**YOUR TASK**
Give the material again in full, matching it exactly.

**DATASET EXTRACT**
Start

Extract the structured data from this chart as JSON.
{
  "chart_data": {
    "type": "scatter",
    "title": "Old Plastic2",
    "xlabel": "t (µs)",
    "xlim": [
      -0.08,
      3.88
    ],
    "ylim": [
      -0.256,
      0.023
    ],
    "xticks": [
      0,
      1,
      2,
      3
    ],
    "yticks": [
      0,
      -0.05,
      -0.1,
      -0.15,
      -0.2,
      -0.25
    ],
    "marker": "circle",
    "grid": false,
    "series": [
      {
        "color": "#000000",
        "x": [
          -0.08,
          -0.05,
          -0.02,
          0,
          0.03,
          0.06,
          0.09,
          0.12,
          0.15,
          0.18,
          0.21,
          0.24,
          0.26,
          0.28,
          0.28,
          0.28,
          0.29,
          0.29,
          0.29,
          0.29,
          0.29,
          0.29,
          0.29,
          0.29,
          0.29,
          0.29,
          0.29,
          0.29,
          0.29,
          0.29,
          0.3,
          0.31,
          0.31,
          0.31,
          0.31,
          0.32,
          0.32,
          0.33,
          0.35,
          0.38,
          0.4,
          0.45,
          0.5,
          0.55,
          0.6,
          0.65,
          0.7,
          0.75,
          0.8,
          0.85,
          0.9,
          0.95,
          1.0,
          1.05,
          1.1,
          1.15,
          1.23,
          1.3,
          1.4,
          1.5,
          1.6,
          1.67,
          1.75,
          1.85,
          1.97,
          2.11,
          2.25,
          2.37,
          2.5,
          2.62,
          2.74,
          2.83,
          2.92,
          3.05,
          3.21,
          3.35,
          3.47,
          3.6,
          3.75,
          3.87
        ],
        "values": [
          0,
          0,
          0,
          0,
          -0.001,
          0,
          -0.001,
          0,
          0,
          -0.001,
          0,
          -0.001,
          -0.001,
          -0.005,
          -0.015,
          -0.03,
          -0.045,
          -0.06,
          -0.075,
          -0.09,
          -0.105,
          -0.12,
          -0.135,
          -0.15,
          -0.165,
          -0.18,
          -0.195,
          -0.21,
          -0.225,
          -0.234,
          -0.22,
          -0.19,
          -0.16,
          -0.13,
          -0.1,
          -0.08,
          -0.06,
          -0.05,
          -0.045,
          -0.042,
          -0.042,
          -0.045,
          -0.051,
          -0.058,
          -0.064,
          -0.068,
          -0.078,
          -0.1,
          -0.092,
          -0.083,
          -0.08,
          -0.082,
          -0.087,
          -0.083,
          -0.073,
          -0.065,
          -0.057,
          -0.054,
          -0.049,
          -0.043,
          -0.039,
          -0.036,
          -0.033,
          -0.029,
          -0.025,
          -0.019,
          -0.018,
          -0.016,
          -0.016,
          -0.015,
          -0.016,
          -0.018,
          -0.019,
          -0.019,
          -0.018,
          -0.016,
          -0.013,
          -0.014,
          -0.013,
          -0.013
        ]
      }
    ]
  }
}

End

**OUTPUT BELOW**
Extract the structured data from this chart as JSON.
{
  "chart_data": {
    "type": "scatter",
    "title": "Old Plastic2",
    "xlabel": "t (µs)",
    "xlim": [
      -0.08,
      3.88
    ],
    "ylim": [
      -0.256,
      0.023
    ],
    "xticks": [
      0,
      1,
      2,
      3
    ],
    "yticks": [
      0,
      -0.05,
      -0.1,
      -0.15,
      -0.2,
      -0.25
    ],
    "marker": "circle",
    "grid": false,
    "series": [
      {
        "color": "#000000",
        "x": [
          -0.08,
          -0.05,
          -0.02,
          0,
          0.03,
          0.06,
          0.09,
          0.12,
          0.15,
          0.18,
          0.21,
          0.24,
          0.26,
          0.28,
          0.28,
          0.28,
          0.29,
          0.29,
          0.29,
          0.29,
          0.29,
          0.29,
          0.29,
          0.29,
          0.29,
          0.29,
          0.29,
          0.29,
          0.29,
          0.29,
          0.3,
          0.31,
          0.31,
          0.31,
          0.31,
          0.32,
          0.32,
          0.33,
          0.35,
          0.38,
          0.4,
          0.45,
          0.5,
          0.55,
          0.6,
          0.65,
          0.7,
          0.75,
          0.8,
          0.85,
          0.9,
          0.95,
          1.0,
          1.05,
          1.1,
          1.15,
          1.23,
          1.3,
          1.4,
          1.5,
          1.6,
          1.67,
          1.75,
          1.85,
          1.97,
          2.11,
          2.25,
          2.37,
          2.5,
          2.62,
          2.74,
          2.83,
          2.92,
          3.05,
          3.21,
          3.35,
          3.47,
          3.6,
          3.75,
          3.87
        ],
        "values": [
          0,
          0,
          0,
          0,
          -0.001,
          0,
          -0.001,
          0,
          0,
          -0.001,
          0,
          -0.001,
          -0.001,
          -0.005,
          -0.015,
          -0.03,
          -0.045,
          -0.06,
          -0.075,
          -0.09,
          -0.105,
          -0.12,
          -0.135,
          -0.15,
          -0.165,
          -0.18,
          -0.195,
          -0.21,
          -0.225,
          -0.234,
          -0.22,
          -0.19,
          -0.16,
          -0.13,
          -0.1,
          -0.08,
          -0.06,
          -0.05,
          -0.045,
          -0.042,
          -0.042,
          -0.045,
          -0.051,
          -0.058,
          -0.064,
          -0.068,
          -0.078,
          -0.1,
          -0.092,
          -0.083,
          -0.08,
          -0.082,
          -0.087,
          -0.083,
          -0.073,
          -0.065,
          -0.057,
          -0.054,
          -0.049,
          -0.043,
          -0.039,
          -0.036,
          -0.033,
          -0.029,
          -0.025,
          -0.019,
          -0.018,
          -0.016,
          -0.016,
          -0.015,
          -0.016,
          -0.018,
          -0.019,
          -0.019,
          -0.018,
          -0.016,
          -0.013,
          -0.014,
          -0.013,
          -0.013
        ]
      }
    ]
  }
}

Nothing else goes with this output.